- PROBLEM STATEMENT
Transcribe all of the records word for word, but omit the pictures.

- DATASET RECORDS

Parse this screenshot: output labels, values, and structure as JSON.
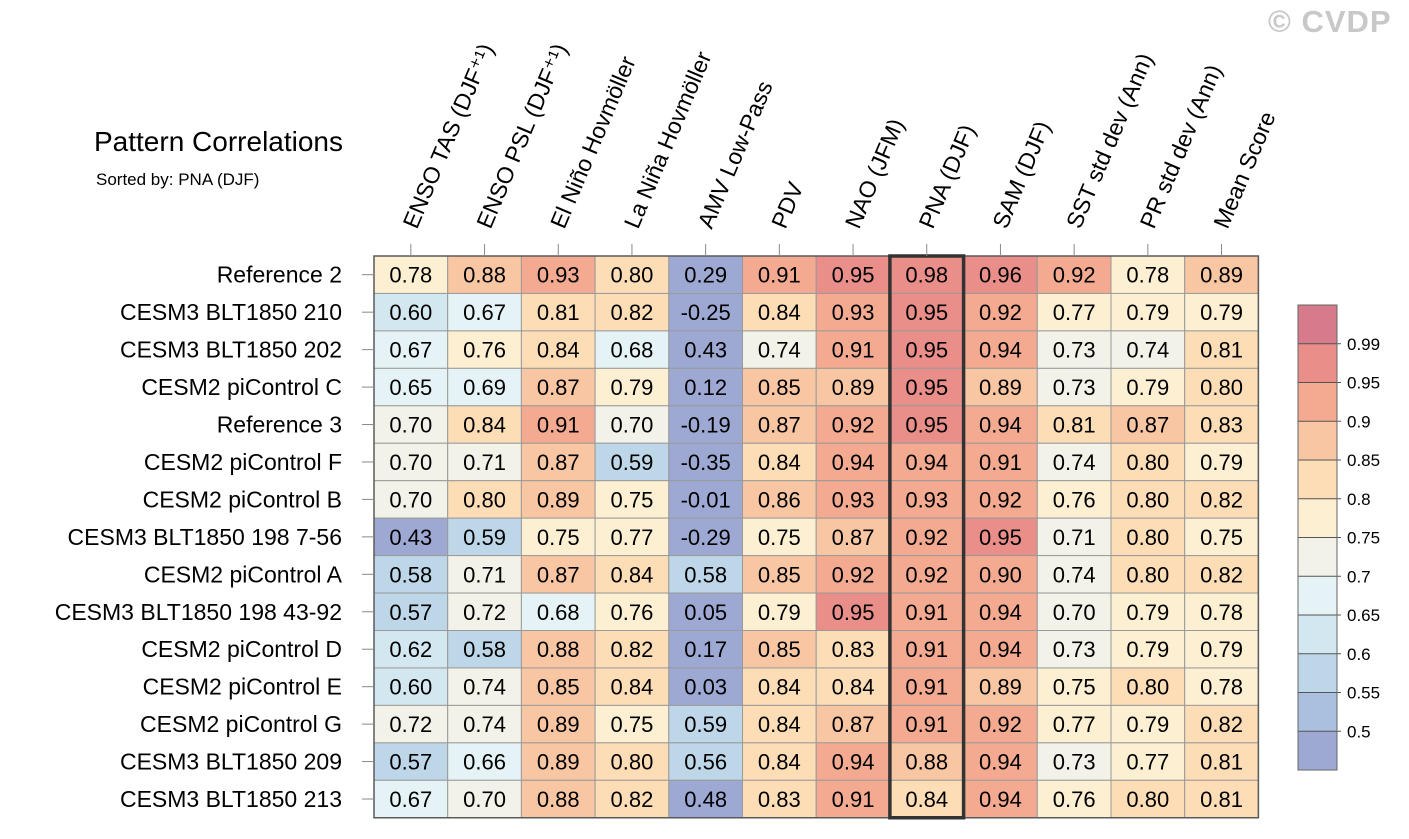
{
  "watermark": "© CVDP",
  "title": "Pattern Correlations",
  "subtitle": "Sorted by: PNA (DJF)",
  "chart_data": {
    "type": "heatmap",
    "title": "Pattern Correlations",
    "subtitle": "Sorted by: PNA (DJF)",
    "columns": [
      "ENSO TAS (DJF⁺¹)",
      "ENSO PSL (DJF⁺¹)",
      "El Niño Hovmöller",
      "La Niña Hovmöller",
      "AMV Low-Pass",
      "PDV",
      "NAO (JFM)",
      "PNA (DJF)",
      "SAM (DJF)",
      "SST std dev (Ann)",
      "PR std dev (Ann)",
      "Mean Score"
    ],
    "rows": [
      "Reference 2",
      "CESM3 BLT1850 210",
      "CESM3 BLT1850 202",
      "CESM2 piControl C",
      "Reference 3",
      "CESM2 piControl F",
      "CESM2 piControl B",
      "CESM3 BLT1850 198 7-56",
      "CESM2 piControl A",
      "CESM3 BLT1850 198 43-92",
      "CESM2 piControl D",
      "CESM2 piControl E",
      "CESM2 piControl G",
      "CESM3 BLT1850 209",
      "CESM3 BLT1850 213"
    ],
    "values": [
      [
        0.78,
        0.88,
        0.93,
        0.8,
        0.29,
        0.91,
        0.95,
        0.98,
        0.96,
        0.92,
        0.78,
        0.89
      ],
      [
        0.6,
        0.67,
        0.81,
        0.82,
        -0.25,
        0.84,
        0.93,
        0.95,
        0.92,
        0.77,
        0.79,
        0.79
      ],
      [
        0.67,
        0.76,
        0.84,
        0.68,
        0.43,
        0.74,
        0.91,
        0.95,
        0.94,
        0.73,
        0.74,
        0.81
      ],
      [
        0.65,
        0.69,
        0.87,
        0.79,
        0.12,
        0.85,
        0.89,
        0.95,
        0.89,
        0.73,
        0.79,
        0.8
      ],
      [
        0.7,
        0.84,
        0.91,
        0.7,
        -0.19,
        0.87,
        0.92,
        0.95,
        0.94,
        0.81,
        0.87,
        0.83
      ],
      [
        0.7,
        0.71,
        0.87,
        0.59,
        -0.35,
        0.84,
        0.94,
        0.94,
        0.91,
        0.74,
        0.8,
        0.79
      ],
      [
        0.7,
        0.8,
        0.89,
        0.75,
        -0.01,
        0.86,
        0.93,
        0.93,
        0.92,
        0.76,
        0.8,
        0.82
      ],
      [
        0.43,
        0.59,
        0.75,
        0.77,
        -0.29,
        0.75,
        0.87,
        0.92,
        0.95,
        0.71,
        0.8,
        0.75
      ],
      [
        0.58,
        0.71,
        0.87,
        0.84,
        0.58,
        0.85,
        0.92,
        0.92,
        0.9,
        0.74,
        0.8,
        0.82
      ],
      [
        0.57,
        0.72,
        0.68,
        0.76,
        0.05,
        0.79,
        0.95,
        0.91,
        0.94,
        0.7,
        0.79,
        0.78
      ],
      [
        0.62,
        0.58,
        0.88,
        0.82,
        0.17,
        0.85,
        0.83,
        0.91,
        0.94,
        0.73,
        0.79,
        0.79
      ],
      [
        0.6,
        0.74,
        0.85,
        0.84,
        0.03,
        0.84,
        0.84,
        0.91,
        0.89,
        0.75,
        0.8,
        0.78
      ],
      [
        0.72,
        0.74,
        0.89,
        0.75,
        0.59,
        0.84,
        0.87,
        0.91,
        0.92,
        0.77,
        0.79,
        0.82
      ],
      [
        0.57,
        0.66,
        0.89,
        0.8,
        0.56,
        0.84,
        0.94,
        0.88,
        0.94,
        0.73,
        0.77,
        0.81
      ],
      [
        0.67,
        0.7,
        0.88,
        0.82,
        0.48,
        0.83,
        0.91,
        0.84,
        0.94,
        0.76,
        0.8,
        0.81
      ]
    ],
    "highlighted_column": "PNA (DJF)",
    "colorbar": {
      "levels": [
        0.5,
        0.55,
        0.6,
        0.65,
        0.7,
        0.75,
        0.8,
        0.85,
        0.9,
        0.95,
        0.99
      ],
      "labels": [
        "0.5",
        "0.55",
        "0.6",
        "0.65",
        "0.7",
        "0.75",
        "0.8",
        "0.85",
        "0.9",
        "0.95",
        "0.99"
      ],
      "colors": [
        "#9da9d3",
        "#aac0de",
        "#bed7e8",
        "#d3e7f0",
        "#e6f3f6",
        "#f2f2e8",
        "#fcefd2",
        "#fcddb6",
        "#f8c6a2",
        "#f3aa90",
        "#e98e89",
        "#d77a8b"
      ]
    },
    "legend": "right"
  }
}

- RESULT FOR THIS TASK
Parse this screenshot: output labels, values, and structure as JSON.
{
  "watermark": "© CVDP",
  "title": "Pattern Correlations",
  "subtitle": "Sorted by: PNA (DJF)",
  "chart_data": {
    "type": "heatmap",
    "title": "Pattern Correlations",
    "subtitle": "Sorted by: PNA (DJF)",
    "columns": [
      "ENSO TAS (DJF⁺¹)",
      "ENSO PSL (DJF⁺¹)",
      "El Niño Hovmöller",
      "La Niña Hovmöller",
      "AMV Low-Pass",
      "PDV",
      "NAO (JFM)",
      "PNA (DJF)",
      "SAM (DJF)",
      "SST std dev (Ann)",
      "PR std dev (Ann)",
      "Mean Score"
    ],
    "rows": [
      "Reference 2",
      "CESM3 BLT1850 210",
      "CESM3 BLT1850 202",
      "CESM2 piControl C",
      "Reference 3",
      "CESM2 piControl F",
      "CESM2 piControl B",
      "CESM3 BLT1850 198 7-56",
      "CESM2 piControl A",
      "CESM3 BLT1850 198 43-92",
      "CESM2 piControl D",
      "CESM2 piControl E",
      "CESM2 piControl G",
      "CESM3 BLT1850 209",
      "CESM3 BLT1850 213"
    ],
    "values": [
      [
        0.78,
        0.88,
        0.93,
        0.8,
        0.29,
        0.91,
        0.95,
        0.98,
        0.96,
        0.92,
        0.78,
        0.89
      ],
      [
        0.6,
        0.67,
        0.81,
        0.82,
        -0.25,
        0.84,
        0.93,
        0.95,
        0.92,
        0.77,
        0.79,
        0.79
      ],
      [
        0.67,
        0.76,
        0.84,
        0.68,
        0.43,
        0.74,
        0.91,
        0.95,
        0.94,
        0.73,
        0.74,
        0.81
      ],
      [
        0.65,
        0.69,
        0.87,
        0.79,
        0.12,
        0.85,
        0.89,
        0.95,
        0.89,
        0.73,
        0.79,
        0.8
      ],
      [
        0.7,
        0.84,
        0.91,
        0.7,
        -0.19,
        0.87,
        0.92,
        0.95,
        0.94,
        0.81,
        0.87,
        0.83
      ],
      [
        0.7,
        0.71,
        0.87,
        0.59,
        -0.35,
        0.84,
        0.94,
        0.94,
        0.91,
        0.74,
        0.8,
        0.79
      ],
      [
        0.7,
        0.8,
        0.89,
        0.75,
        -0.01,
        0.86,
        0.93,
        0.93,
        0.92,
        0.76,
        0.8,
        0.82
      ],
      [
        0.43,
        0.59,
        0.75,
        0.77,
        -0.29,
        0.75,
        0.87,
        0.92,
        0.95,
        0.71,
        0.8,
        0.75
      ],
      [
        0.58,
        0.71,
        0.87,
        0.84,
        0.58,
        0.85,
        0.92,
        0.92,
        0.9,
        0.74,
        0.8,
        0.82
      ],
      [
        0.57,
        0.72,
        0.68,
        0.76,
        0.05,
        0.79,
        0.95,
        0.91,
        0.94,
        0.7,
        0.79,
        0.78
      ],
      [
        0.62,
        0.58,
        0.88,
        0.82,
        0.17,
        0.85,
        0.83,
        0.91,
        0.94,
        0.73,
        0.79,
        0.79
      ],
      [
        0.6,
        0.74,
        0.85,
        0.84,
        0.03,
        0.84,
        0.84,
        0.91,
        0.89,
        0.75,
        0.8,
        0.78
      ],
      [
        0.72,
        0.74,
        0.89,
        0.75,
        0.59,
        0.84,
        0.87,
        0.91,
        0.92,
        0.77,
        0.79,
        0.82
      ],
      [
        0.57,
        0.66,
        0.89,
        0.8,
        0.56,
        0.84,
        0.94,
        0.88,
        0.94,
        0.73,
        0.77,
        0.81
      ],
      [
        0.67,
        0.7,
        0.88,
        0.82,
        0.48,
        0.83,
        0.91,
        0.84,
        0.94,
        0.76,
        0.8,
        0.81
      ]
    ],
    "highlighted_column": "PNA (DJF)",
    "colorbar": {
      "levels": [
        0.5,
        0.55,
        0.6,
        0.65,
        0.7,
        0.75,
        0.8,
        0.85,
        0.9,
        0.95,
        0.99
      ],
      "labels": [
        "0.5",
        "0.55",
        "0.6",
        "0.65",
        "0.7",
        "0.75",
        "0.8",
        "0.85",
        "0.9",
        "0.95",
        "0.99"
      ],
      "colors": [
        "#9da9d3",
        "#aac0de",
        "#bed7e8",
        "#d3e7f0",
        "#e6f3f6",
        "#f2f2e8",
        "#fcefd2",
        "#fcddb6",
        "#f8c6a2",
        "#f3aa90",
        "#e98e89",
        "#d77a8b"
      ]
    },
    "legend": "right"
  }
}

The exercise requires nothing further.